─── PROVIDED RECORDS ───

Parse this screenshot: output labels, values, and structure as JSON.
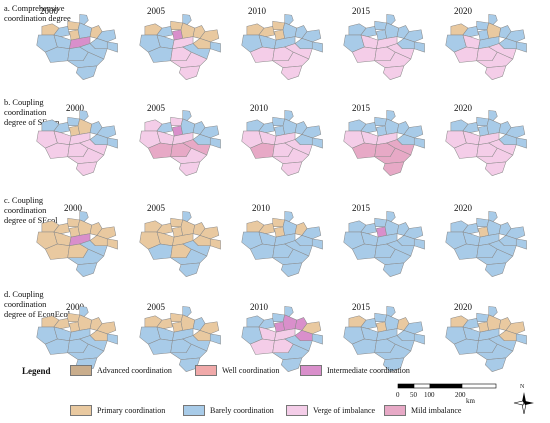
{
  "rows": [
    {
      "label_lines": [
        "a. Comprehensive",
        "coordination degree"
      ]
    },
    {
      "label_lines": [
        "b. Coupling",
        "coordination",
        "degree of SEcon"
      ]
    },
    {
      "label_lines": [
        "c. Coupling",
        "coordination",
        "degree of SEcol"
      ]
    },
    {
      "label_lines": [
        "d. Coupling",
        "coordination",
        "degree of EconEcol"
      ]
    }
  ],
  "years": [
    "2000",
    "2005",
    "2010",
    "2015",
    "2020"
  ],
  "legend": {
    "title": "Legend",
    "items": [
      {
        "label": "Advanced coordination",
        "color": "#c9ad8c"
      },
      {
        "label": "Well coordination",
        "color": "#f0a9a9"
      },
      {
        "label": "Intermediate coordination",
        "color": "#d98fcb"
      },
      {
        "label": "Primary coordination",
        "color": "#e9c9a0"
      },
      {
        "label": "Barely coordination",
        "color": "#a8cbe8"
      },
      {
        "label": "Verge of imbalance",
        "color": "#f4cde8"
      },
      {
        "label": "Mild imbalance",
        "color": "#e7a9c6"
      }
    ]
  },
  "scale_bar": {
    "labels": [
      "0",
      "50",
      "100",
      "200"
    ],
    "unit": "km"
  },
  "north_label": "N",
  "maps": [
    [
      "#a8cbe8",
      "#e9c9a0",
      "#e9c9a0",
      "#a8cbe8",
      "#e9c9a0",
      "#a8cbe8",
      "#e9c9a0",
      "#a8cbe8",
      "#a8cbe8",
      "#a8cbe8",
      "#a8cbe8",
      "#d98fcb",
      "#a8cbe8",
      "#a8cbe8",
      "#a8cbe8",
      "#a8cbe8",
      "#a8cbe8",
      "#a8cbe8"
    ],
    [
      "#a8cbe8",
      "#e9c9a0",
      "#e9c9a0",
      "#a8cbe8",
      "#d98fcb",
      "#e9c9a0",
      "#e9c9a0",
      "#e9c9a0",
      "#e9c9a0",
      "#a8cbe8",
      "#a8cbe8",
      "#f4cde8",
      "#a8cbe8",
      "#a8cbe8",
      "#f4cde8",
      "#a8cbe8",
      "#f4cde8",
      "#f4cde8"
    ],
    [
      "#a8cbe8",
      "#e9c9a0",
      "#e9c9a0",
      "#e9c9a0",
      "#e9c9a0",
      "#a8cbe8",
      "#a8cbe8",
      "#a8cbe8",
      "#a8cbe8",
      "#a8cbe8",
      "#a8cbe8",
      "#a8cbe8",
      "#a8cbe8",
      "#f4cde8",
      "#f4cde8",
      "#f4cde8",
      "#f4cde8",
      "#f4cde8"
    ],
    [
      "#a8cbe8",
      "#a8cbe8",
      "#a8cbe8",
      "#a8cbe8",
      "#a8cbe8",
      "#a8cbe8",
      "#a8cbe8",
      "#a8cbe8",
      "#a8cbe8",
      "#a8cbe8",
      "#f4cde8",
      "#f4cde8",
      "#a8cbe8",
      "#f4cde8",
      "#f4cde8",
      "#f4cde8",
      "#f4cde8",
      "#f4cde8"
    ],
    [
      "#a8cbe8",
      "#a8cbe8",
      "#e9c9a0",
      "#a8cbe8",
      "#a8cbe8",
      "#e9c9a0",
      "#a8cbe8",
      "#a8cbe8",
      "#a8cbe8",
      "#a8cbe8",
      "#f4cde8",
      "#a8cbe8",
      "#a8cbe8",
      "#f4cde8",
      "#f4cde8",
      "#f4cde8",
      "#f4cde8",
      "#f4cde8"
    ],
    [
      "#a8cbe8",
      "#a8cbe8",
      "#a8cbe8",
      "#a8cbe8",
      "#e9c9a0",
      "#e9c9a0",
      "#a8cbe8",
      "#a8cbe8",
      "#a8cbe8",
      "#f4cde8",
      "#f4cde8",
      "#f4cde8",
      "#a8cbe8",
      "#f4cde8",
      "#f4cde8",
      "#f4cde8",
      "#f4cde8",
      "#f4cde8"
    ],
    [
      "#a8cbe8",
      "#f4cde8",
      "#f4cde8",
      "#a8cbe8",
      "#d98fcb",
      "#a8cbe8",
      "#a8cbe8",
      "#a8cbe8",
      "#a8cbe8",
      "#f4cde8",
      "#f4cde8",
      "#f4cde8",
      "#a8cbe8",
      "#e7a9c6",
      "#e7a9c6",
      "#e7a9c6",
      "#f4cde8",
      "#f4cde8"
    ],
    [
      "#a8cbe8",
      "#a8cbe8",
      "#a8cbe8",
      "#a8cbe8",
      "#a8cbe8",
      "#a8cbe8",
      "#a8cbe8",
      "#a8cbe8",
      "#a8cbe8",
      "#f4cde8",
      "#f4cde8",
      "#f4cde8",
      "#a8cbe8",
      "#e7a9c6",
      "#f4cde8",
      "#f4cde8",
      "#f4cde8",
      "#f4cde8"
    ],
    [
      "#a8cbe8",
      "#a8cbe8",
      "#a8cbe8",
      "#a8cbe8",
      "#a8cbe8",
      "#a8cbe8",
      "#a8cbe8",
      "#a8cbe8",
      "#a8cbe8",
      "#f4cde8",
      "#f4cde8",
      "#f4cde8",
      "#a8cbe8",
      "#e7a9c6",
      "#e7a9c6",
      "#e7a9c6",
      "#e7a9c6",
      "#e7a9c6"
    ],
    [
      "#a8cbe8",
      "#a8cbe8",
      "#a8cbe8",
      "#a8cbe8",
      "#a8cbe8",
      "#a8cbe8",
      "#a8cbe8",
      "#a8cbe8",
      "#a8cbe8",
      "#f4cde8",
      "#f4cde8",
      "#f4cde8",
      "#a8cbe8",
      "#f4cde8",
      "#f4cde8",
      "#f4cde8",
      "#f4cde8",
      "#f4cde8"
    ],
    [
      "#a8cbe8",
      "#e9c9a0",
      "#e9c9a0",
      "#e9c9a0",
      "#e9c9a0",
      "#e9c9a0",
      "#e9c9a0",
      "#e9c9a0",
      "#e9c9a0",
      "#e9c9a0",
      "#e9c9a0",
      "#d98fcb",
      "#e9c9a0",
      "#e9c9a0",
      "#e9c9a0",
      "#a8cbe8",
      "#a8cbe8",
      "#a8cbe8"
    ],
    [
      "#a8cbe8",
      "#e9c9a0",
      "#e9c9a0",
      "#e9c9a0",
      "#e9c9a0",
      "#e9c9a0",
      "#e9c9a0",
      "#e9c9a0",
      "#e9c9a0",
      "#e9c9a0",
      "#e9c9a0",
      "#e9c9a0",
      "#e9c9a0",
      "#a8cbe8",
      "#e9c9a0",
      "#a8cbe8",
      "#a8cbe8",
      "#a8cbe8"
    ],
    [
      "#a8cbe8",
      "#e9c9a0",
      "#e9c9a0",
      "#e9c9a0",
      "#e9c9a0",
      "#a8cbe8",
      "#e9c9a0",
      "#a8cbe8",
      "#a8cbe8",
      "#a8cbe8",
      "#a8cbe8",
      "#a8cbe8",
      "#a8cbe8",
      "#a8cbe8",
      "#a8cbe8",
      "#a8cbe8",
      "#a8cbe8",
      "#a8cbe8"
    ],
    [
      "#a8cbe8",
      "#a8cbe8",
      "#a8cbe8",
      "#a8cbe8",
      "#d98fcb",
      "#a8cbe8",
      "#a8cbe8",
      "#a8cbe8",
      "#a8cbe8",
      "#a8cbe8",
      "#a8cbe8",
      "#a8cbe8",
      "#a8cbe8",
      "#a8cbe8",
      "#a8cbe8",
      "#a8cbe8",
      "#a8cbe8",
      "#a8cbe8"
    ],
    [
      "#a8cbe8",
      "#a8cbe8",
      "#a8cbe8",
      "#a8cbe8",
      "#e9c9a0",
      "#a8cbe8",
      "#a8cbe8",
      "#a8cbe8",
      "#a8cbe8",
      "#a8cbe8",
      "#a8cbe8",
      "#a8cbe8",
      "#a8cbe8",
      "#a8cbe8",
      "#a8cbe8",
      "#a8cbe8",
      "#a8cbe8",
      "#a8cbe8"
    ],
    [
      "#a8cbe8",
      "#e9c9a0",
      "#e9c9a0",
      "#e9c9a0",
      "#e9c9a0",
      "#e9c9a0",
      "#e9c9a0",
      "#e9c9a0",
      "#e9c9a0",
      "#a8cbe8",
      "#a8cbe8",
      "#a8cbe8",
      "#a8cbe8",
      "#a8cbe8",
      "#a8cbe8",
      "#a8cbe8",
      "#a8cbe8",
      "#a8cbe8"
    ],
    [
      "#a8cbe8",
      "#e9c9a0",
      "#e9c9a0",
      "#e9c9a0",
      "#e9c9a0",
      "#e9c9a0",
      "#a8cbe8",
      "#e9c9a0",
      "#e9c9a0",
      "#a8cbe8",
      "#a8cbe8",
      "#a8cbe8",
      "#a8cbe8",
      "#a8cbe8",
      "#a8cbe8",
      "#a8cbe8",
      "#a8cbe8",
      "#a8cbe8"
    ],
    [
      "#a8cbe8",
      "#a8cbe8",
      "#a8cbe8",
      "#a8cbe8",
      "#d98fcb",
      "#d98fcb",
      "#d98fcb",
      "#e9c9a0",
      "#d98fcb",
      "#a8cbe8",
      "#f4cde8",
      "#f4cde8",
      "#a8cbe8",
      "#f4cde8",
      "#f4cde8",
      "#a8cbe8",
      "#a8cbe8",
      "#a8cbe8"
    ],
    [
      "#a8cbe8",
      "#a8cbe8",
      "#e9c9a0",
      "#a8cbe8",
      "#e9c9a0",
      "#a8cbe8",
      "#e9c9a0",
      "#a8cbe8",
      "#a8cbe8",
      "#a8cbe8",
      "#a8cbe8",
      "#a8cbe8",
      "#a8cbe8",
      "#a8cbe8",
      "#a8cbe8",
      "#a8cbe8",
      "#a8cbe8",
      "#a8cbe8"
    ],
    [
      "#a8cbe8",
      "#a8cbe8",
      "#e9c9a0",
      "#a8cbe8",
      "#e9c9a0",
      "#e9c9a0",
      "#e9c9a0",
      "#e9c9a0",
      "#e9c9a0",
      "#a8cbe8",
      "#a8cbe8",
      "#a8cbe8",
      "#a8cbe8",
      "#a8cbe8",
      "#a8cbe8",
      "#a8cbe8",
      "#a8cbe8",
      "#a8cbe8"
    ]
  ]
}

───

Go through the records above and copy every line with the word "coordination".

        "coordination degree"
        "coordination",
        "coordination",
        "coordination",
        "label": "Advanced coordination",
        "label": "Well coordination",
        "label": "Intermediate coordination",
        "label": "Primary coordination",
        "label": "Barely coordination",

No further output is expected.